Collected data:
+ + + + +

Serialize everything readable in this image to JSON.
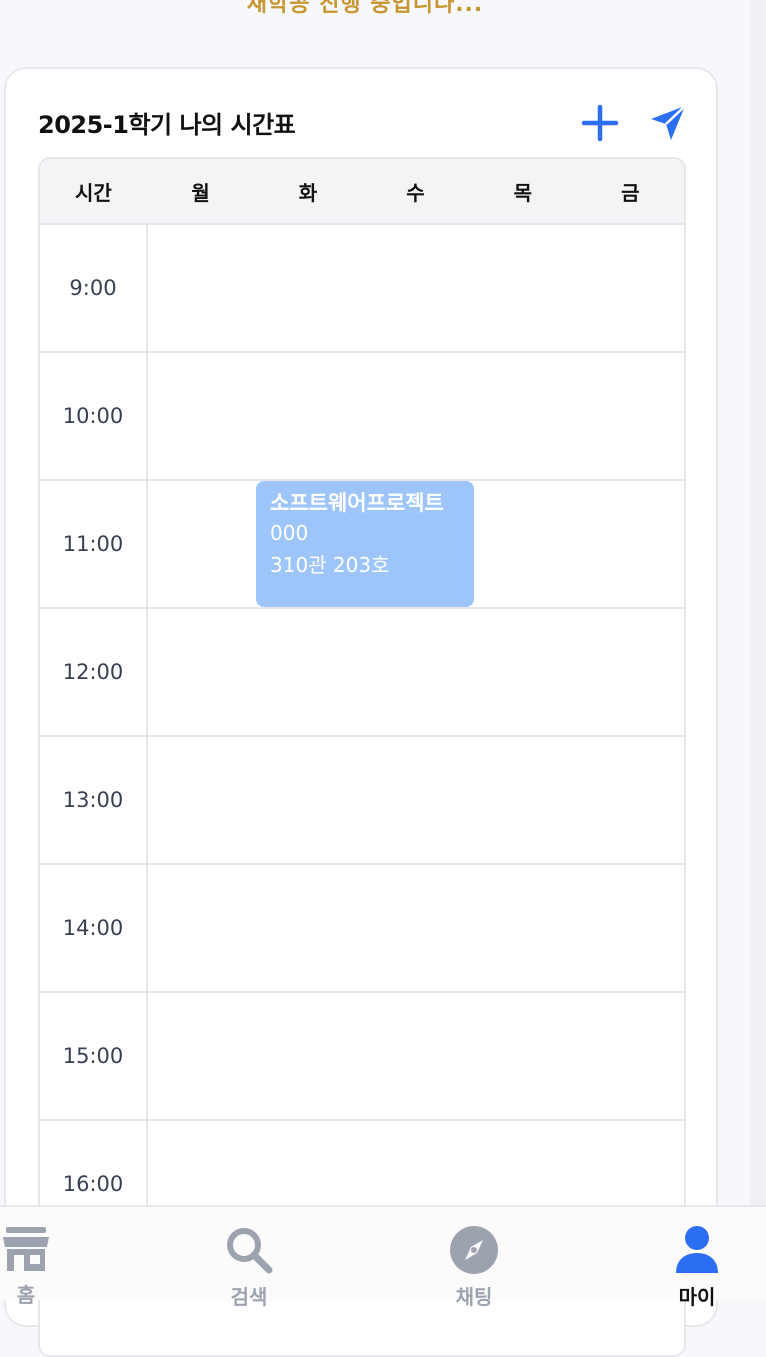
{
  "top_status": {
    "text": "새학공 진행 중입니다..."
  },
  "timetable": {
    "title": "2025-1학기 나의 시간표",
    "header": {
      "time": "시간",
      "days": [
        "월",
        "화",
        "수",
        "목",
        "금"
      ]
    },
    "hours": [
      "9:00",
      "10:00",
      "11:00",
      "12:00",
      "13:00",
      "14:00",
      "15:00",
      "16:00"
    ],
    "courses": [
      {
        "name": "소프트웨어프로젝트",
        "professor": "000",
        "room": "310관 203호",
        "day": "화",
        "start": "11:00",
        "color": "#9ec5fa"
      }
    ]
  },
  "icons": {
    "add": "plus-icon",
    "share": "send-icon"
  },
  "colors": {
    "accent": "#2b6ef2",
    "status_text": "#c9952e",
    "course_block": "#9ec5fa"
  },
  "tabbar": {
    "items": [
      {
        "label": "홈",
        "icon": "store-icon",
        "active": false
      },
      {
        "label": "검색",
        "icon": "search-icon",
        "active": false
      },
      {
        "label": "채팅",
        "icon": "compass-icon",
        "active": false
      },
      {
        "label": "마이",
        "icon": "person-icon",
        "active": true
      }
    ]
  }
}
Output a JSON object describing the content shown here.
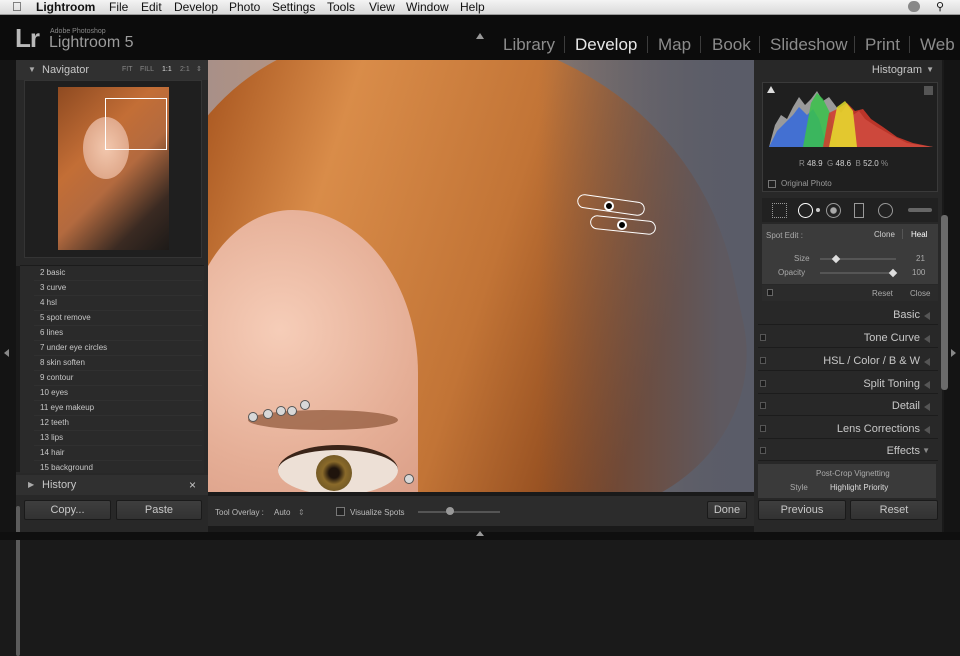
{
  "menubar": {
    "app": "Lightroom",
    "items": [
      "File",
      "Edit",
      "Develop",
      "Photo",
      "Settings",
      "Tools",
      "View",
      "Window",
      "Help"
    ]
  },
  "identity": {
    "logo": "Lr",
    "vendor": "Adobe Photoshop",
    "product": "Lightroom 5"
  },
  "modules": [
    "Library",
    "Develop",
    "Map",
    "Book",
    "Slideshow",
    "Print",
    "Web"
  ],
  "active_module": "Develop",
  "navigator": {
    "title": "Navigator",
    "zoom_options": [
      "FIT",
      "FILL",
      "1:1",
      "2:1"
    ]
  },
  "presets": [
    "2 basic",
    "3 curve",
    "4 hsl",
    "5 spot remove",
    "6 lines",
    "7 under eye circles",
    "8 skin soften",
    "9 contour",
    "10 eyes",
    "11 eye makeup",
    "12 teeth",
    "13 lips",
    "14 hair",
    "15 background"
  ],
  "history": {
    "title": "History",
    "close": "×"
  },
  "left_buttons": {
    "copy": "Copy...",
    "paste": "Paste"
  },
  "histogram": {
    "title": "Histogram",
    "r_label": "R",
    "r": "48.9",
    "g_label": "G",
    "g": "48.6",
    "b_label": "B",
    "b": "52.0",
    "unit": "%",
    "original": "Original Photo"
  },
  "spot_edit": {
    "label": "Spot Edit :",
    "modes": [
      "Clone",
      "Heal"
    ],
    "active_mode": "Heal",
    "size_label": "Size",
    "size": "21",
    "size_fraction": 0.21,
    "opacity_label": "Opacity",
    "opacity": "100",
    "opacity_fraction": 1.0,
    "reset": "Reset",
    "close": "Close"
  },
  "sections": [
    {
      "label": "Basic"
    },
    {
      "label": "Tone Curve"
    },
    {
      "label": "HSL  /  Color  /  B & W"
    },
    {
      "label": "Split Toning"
    },
    {
      "label": "Detail"
    },
    {
      "label": "Lens Corrections"
    },
    {
      "label": "Effects"
    }
  ],
  "effects": {
    "vignette_title": "Post-Crop Vignetting",
    "style_label": "Style",
    "style_value": "Highlight Priority"
  },
  "right_buttons": {
    "previous": "Previous",
    "reset": "Reset"
  },
  "toolbar": {
    "overlay_label": "Tool Overlay :",
    "overlay_value": "Auto",
    "visualize": "Visualize Spots",
    "done": "Done"
  }
}
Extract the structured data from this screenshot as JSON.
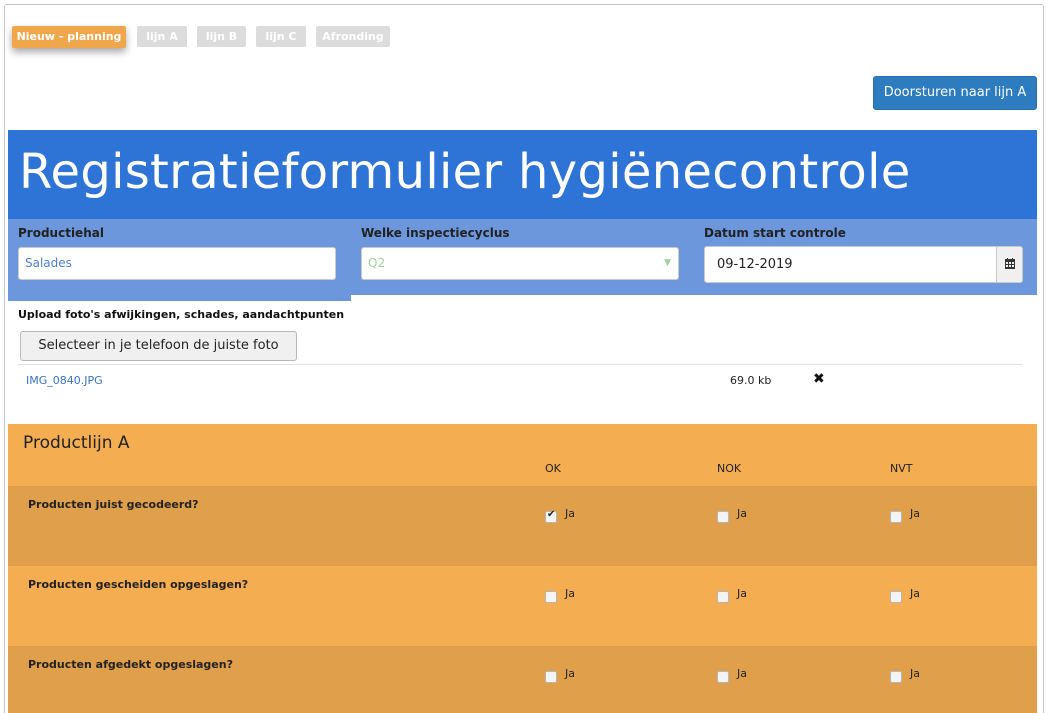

+ + + + +

Stated goal. Any pictures should be dropped; transcribe the rest of the records above exactly.

Result below.
Serialize everything readable in this image to JSON.
{
  "top_status": {
    "text": "새학공 진행 중입니다..."
  },
  "timetable": {
    "title": "2025-1학기 나의 시간표",
    "header": {
      "time": "시간",
      "days": [
        "월",
        "화",
        "수",
        "목",
        "금"
      ]
    },
    "hours": [
      "9:00",
      "10:00",
      "11:00",
      "12:00",
      "13:00",
      "14:00",
      "15:00",
      "16:00"
    ],
    "courses": [
      {
        "name": "소프트웨어프로젝트",
        "professor": "000",
        "room": "310관 203호",
        "day": "화",
        "start": "11:00",
        "color": "#9ec5fa"
      }
    ]
  },
  "icons": {
    "add": "plus-icon",
    "share": "send-icon"
  },
  "colors": {
    "accent": "#2b6ef2",
    "status_text": "#c9952e",
    "course_block": "#9ec5fa"
  },
  "tabbar": {
    "items": [
      {
        "label": "홈",
        "icon": "store-icon",
        "active": false
      },
      {
        "label": "검색",
        "icon": "search-icon",
        "active": false
      },
      {
        "label": "채팅",
        "icon": "compass-icon",
        "active": false
      },
      {
        "label": "마이",
        "icon": "person-icon",
        "active": true
      }
    ]
  }
}
Output a JSON object describing the content shown here.
{
  "menubar": {
    "app": "Lightroom",
    "items": [
      "File",
      "Edit",
      "Develop",
      "Photo",
      "Settings",
      "Tools",
      "View",
      "Window",
      "Help"
    ]
  },
  "identity": {
    "logo": "Lr",
    "vendor": "Adobe Photoshop",
    "product": "Lightroom 5"
  },
  "modules": [
    "Library",
    "Develop",
    "Map",
    "Book",
    "Slideshow",
    "Print",
    "Web"
  ],
  "active_module": "Develop",
  "navigator": {
    "title": "Navigator",
    "zoom_options": [
      "FIT",
      "FILL",
      "1:1",
      "2:1"
    ]
  },
  "presets": [
    "2 basic",
    "3 curve",
    "4 hsl",
    "5 spot remove",
    "6 lines",
    "7 under eye circles",
    "8 skin soften",
    "9 contour",
    "10 eyes",
    "11 eye makeup",
    "12 teeth",
    "13 lips",
    "14 hair",
    "15 background"
  ],
  "history": {
    "title": "History",
    "close": "×"
  },
  "left_buttons": {
    "copy": "Copy...",
    "paste": "Paste"
  },
  "histogram": {
    "title": "Histogram",
    "r_label": "R",
    "r": "48.9",
    "g_label": "G",
    "g": "48.6",
    "b_label": "B",
    "b": "52.0",
    "unit": "%",
    "original": "Original Photo"
  },
  "spot_edit": {
    "label": "Spot Edit :",
    "modes": [
      "Clone",
      "Heal"
    ],
    "active_mode": "Heal",
    "size_label": "Size",
    "size": "21",
    "size_fraction": 0.21,
    "opacity_label": "Opacity",
    "opacity": "100",
    "opacity_fraction": 1.0,
    "reset": "Reset",
    "close": "Close"
  },
  "sections": [
    {
      "label": "Basic"
    },
    {
      "label": "Tone Curve"
    },
    {
      "label": "HSL  /  Color  /  B & W"
    },
    {
      "label": "Split Toning"
    },
    {
      "label": "Detail"
    },
    {
      "label": "Lens Corrections"
    },
    {
      "label": "Effects"
    }
  ],
  "effects": {
    "vignette_title": "Post-Crop Vignetting",
    "style_label": "Style",
    "style_value": "Highlight Priority"
  },
  "right_buttons": {
    "previous": "Previous",
    "reset": "Reset"
  },
  "toolbar": {
    "overlay_label": "Tool Overlay :",
    "overlay_value": "Auto",
    "visualize": "Visualize Spots",
    "done": "Done"
  }
}
Extract the structured data from this screenshot as JSON.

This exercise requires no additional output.